- [WRITTEN PROBLEM]
Report how many lines contain "Raman". Give the number and nothing else.

-------- RECORDS SUPPLIED

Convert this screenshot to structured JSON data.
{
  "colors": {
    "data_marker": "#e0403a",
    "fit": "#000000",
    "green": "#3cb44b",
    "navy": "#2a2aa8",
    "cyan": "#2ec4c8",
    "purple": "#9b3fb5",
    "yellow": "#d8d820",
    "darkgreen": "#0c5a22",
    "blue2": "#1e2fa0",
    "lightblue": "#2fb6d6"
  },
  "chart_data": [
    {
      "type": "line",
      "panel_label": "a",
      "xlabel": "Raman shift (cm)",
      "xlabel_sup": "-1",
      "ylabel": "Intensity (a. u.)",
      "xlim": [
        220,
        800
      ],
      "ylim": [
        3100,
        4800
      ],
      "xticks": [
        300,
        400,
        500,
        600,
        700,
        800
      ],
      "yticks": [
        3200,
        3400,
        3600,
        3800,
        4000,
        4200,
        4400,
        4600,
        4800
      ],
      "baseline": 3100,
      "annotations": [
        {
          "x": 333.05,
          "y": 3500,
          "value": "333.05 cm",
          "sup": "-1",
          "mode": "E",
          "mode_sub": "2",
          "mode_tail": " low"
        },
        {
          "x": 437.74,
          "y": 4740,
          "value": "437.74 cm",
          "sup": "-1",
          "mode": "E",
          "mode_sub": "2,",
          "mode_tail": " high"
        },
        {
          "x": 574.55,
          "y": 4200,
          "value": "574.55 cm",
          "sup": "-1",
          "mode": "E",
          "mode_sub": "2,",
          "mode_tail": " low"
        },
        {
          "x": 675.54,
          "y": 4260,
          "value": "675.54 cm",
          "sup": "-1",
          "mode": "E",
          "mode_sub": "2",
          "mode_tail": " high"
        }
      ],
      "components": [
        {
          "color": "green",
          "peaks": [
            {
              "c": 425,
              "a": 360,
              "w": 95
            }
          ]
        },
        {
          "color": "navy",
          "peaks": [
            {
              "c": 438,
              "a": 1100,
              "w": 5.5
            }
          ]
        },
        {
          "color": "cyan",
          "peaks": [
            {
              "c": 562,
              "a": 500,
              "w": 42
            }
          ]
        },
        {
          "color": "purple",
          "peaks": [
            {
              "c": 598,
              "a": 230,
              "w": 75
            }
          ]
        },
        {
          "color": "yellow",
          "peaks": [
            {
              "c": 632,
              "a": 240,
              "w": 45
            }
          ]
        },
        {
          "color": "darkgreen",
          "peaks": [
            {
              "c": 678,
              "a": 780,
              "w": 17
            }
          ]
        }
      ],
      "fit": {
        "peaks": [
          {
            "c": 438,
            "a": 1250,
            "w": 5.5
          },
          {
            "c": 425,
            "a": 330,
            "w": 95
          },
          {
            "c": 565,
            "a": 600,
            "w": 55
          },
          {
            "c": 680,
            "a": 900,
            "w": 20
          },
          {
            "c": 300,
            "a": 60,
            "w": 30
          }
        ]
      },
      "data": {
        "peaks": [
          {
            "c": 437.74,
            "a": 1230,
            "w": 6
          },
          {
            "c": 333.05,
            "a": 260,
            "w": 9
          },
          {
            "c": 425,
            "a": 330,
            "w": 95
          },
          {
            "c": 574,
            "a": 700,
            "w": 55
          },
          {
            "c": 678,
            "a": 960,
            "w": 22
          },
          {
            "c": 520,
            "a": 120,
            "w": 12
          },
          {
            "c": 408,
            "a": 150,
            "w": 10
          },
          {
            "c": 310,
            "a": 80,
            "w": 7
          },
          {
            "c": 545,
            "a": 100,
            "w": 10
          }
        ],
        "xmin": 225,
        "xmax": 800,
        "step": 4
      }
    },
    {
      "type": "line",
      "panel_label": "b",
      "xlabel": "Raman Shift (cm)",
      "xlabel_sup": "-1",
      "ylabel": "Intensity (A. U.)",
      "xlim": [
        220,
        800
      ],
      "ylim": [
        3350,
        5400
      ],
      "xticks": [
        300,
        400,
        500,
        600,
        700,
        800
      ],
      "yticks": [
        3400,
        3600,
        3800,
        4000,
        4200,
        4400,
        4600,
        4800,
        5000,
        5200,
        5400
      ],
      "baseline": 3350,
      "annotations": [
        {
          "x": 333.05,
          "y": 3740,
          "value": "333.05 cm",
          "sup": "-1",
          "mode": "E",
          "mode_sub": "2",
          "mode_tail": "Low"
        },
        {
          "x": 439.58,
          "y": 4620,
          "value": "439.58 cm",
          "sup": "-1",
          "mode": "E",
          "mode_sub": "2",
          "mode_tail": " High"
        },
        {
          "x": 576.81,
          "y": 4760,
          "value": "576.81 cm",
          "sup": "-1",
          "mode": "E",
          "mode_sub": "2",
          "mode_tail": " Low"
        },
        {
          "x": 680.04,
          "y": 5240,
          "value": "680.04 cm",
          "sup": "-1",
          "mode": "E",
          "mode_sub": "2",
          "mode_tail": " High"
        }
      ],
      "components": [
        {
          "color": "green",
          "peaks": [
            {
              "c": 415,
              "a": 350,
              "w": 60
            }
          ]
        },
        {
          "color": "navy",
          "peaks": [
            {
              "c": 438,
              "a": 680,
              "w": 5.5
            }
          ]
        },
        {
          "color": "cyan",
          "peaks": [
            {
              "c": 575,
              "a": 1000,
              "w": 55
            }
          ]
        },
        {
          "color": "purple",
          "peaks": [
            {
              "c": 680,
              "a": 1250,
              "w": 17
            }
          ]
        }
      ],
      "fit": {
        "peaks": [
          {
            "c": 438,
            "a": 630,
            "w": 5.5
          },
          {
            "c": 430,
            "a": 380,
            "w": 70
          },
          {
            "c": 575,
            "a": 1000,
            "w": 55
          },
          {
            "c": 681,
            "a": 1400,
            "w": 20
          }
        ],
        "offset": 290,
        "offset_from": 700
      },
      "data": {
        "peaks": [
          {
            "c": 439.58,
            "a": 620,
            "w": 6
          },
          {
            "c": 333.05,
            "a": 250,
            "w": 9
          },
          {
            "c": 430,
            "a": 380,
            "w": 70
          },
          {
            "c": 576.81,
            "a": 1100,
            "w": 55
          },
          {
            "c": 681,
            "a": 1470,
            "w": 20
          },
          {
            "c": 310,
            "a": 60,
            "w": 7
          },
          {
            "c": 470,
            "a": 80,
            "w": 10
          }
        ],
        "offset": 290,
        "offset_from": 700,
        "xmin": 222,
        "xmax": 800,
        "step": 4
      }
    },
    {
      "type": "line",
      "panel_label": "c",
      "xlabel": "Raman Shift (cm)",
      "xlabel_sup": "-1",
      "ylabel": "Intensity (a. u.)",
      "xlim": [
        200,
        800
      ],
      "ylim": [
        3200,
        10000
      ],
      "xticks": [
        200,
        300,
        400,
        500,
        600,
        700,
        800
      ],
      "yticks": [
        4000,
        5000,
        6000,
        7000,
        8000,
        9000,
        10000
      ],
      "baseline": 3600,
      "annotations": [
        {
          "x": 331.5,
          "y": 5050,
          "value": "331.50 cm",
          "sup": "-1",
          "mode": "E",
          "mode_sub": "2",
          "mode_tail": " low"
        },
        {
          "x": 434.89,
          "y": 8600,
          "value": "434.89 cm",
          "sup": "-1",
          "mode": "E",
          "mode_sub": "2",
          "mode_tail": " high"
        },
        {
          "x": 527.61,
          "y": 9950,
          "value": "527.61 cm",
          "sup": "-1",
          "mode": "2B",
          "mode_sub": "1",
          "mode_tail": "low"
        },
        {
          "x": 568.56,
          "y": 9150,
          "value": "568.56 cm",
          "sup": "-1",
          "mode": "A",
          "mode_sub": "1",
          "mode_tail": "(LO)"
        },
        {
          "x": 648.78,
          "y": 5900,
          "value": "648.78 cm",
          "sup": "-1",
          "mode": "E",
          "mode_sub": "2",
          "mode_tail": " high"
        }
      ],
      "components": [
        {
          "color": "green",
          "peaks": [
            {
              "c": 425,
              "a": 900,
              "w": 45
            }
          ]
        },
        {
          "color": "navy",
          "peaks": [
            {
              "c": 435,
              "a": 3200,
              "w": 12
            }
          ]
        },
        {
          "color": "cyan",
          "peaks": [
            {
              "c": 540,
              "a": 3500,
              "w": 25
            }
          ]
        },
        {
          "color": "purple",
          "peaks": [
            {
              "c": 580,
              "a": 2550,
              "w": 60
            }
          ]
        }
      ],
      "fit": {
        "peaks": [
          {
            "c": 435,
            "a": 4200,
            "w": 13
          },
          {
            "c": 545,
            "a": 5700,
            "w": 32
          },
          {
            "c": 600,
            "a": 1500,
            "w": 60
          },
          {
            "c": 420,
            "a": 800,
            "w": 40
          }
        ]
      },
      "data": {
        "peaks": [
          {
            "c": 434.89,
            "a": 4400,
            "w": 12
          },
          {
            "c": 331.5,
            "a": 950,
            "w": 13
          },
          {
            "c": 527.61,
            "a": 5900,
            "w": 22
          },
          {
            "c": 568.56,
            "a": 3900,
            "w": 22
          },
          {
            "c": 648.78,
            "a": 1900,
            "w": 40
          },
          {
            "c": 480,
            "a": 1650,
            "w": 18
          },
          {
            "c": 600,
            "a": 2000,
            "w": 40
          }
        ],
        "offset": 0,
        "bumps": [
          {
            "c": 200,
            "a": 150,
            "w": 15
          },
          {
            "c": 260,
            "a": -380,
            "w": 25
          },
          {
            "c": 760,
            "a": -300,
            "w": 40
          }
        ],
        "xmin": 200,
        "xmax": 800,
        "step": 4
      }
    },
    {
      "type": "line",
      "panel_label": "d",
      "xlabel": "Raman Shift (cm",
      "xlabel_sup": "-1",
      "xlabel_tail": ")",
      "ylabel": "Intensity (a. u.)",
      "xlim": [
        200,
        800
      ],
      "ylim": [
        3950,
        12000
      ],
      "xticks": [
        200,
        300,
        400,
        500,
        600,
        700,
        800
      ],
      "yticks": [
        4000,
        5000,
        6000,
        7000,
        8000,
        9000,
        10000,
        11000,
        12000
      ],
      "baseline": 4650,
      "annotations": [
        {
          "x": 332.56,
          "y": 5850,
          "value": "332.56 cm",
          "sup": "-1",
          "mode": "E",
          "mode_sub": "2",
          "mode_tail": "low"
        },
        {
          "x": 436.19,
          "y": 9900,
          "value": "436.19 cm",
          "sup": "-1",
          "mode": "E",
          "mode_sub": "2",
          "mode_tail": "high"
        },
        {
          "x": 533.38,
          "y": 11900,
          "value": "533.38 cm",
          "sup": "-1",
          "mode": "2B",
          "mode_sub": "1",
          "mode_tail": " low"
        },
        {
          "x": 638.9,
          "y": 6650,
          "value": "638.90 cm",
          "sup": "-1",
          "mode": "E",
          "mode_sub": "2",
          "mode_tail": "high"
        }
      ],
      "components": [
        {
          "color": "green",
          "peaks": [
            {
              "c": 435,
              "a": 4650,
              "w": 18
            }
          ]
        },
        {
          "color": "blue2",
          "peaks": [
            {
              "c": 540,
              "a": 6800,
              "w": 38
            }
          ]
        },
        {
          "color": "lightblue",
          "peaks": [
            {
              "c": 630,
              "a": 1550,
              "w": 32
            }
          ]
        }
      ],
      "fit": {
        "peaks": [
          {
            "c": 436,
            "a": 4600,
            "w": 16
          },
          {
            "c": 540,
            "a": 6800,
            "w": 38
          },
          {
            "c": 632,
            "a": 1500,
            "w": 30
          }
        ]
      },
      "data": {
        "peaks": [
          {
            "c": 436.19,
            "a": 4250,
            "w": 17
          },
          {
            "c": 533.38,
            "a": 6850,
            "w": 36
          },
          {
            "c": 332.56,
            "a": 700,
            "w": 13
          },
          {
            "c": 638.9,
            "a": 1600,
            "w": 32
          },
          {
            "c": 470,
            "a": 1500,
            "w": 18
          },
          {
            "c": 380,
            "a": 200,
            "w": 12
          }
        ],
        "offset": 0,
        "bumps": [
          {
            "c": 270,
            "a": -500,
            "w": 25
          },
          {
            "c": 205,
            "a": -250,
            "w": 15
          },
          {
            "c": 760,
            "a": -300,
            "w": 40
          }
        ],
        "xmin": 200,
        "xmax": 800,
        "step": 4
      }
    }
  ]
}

----------------

- [RESPONSE TO THIS EXERCISE]
4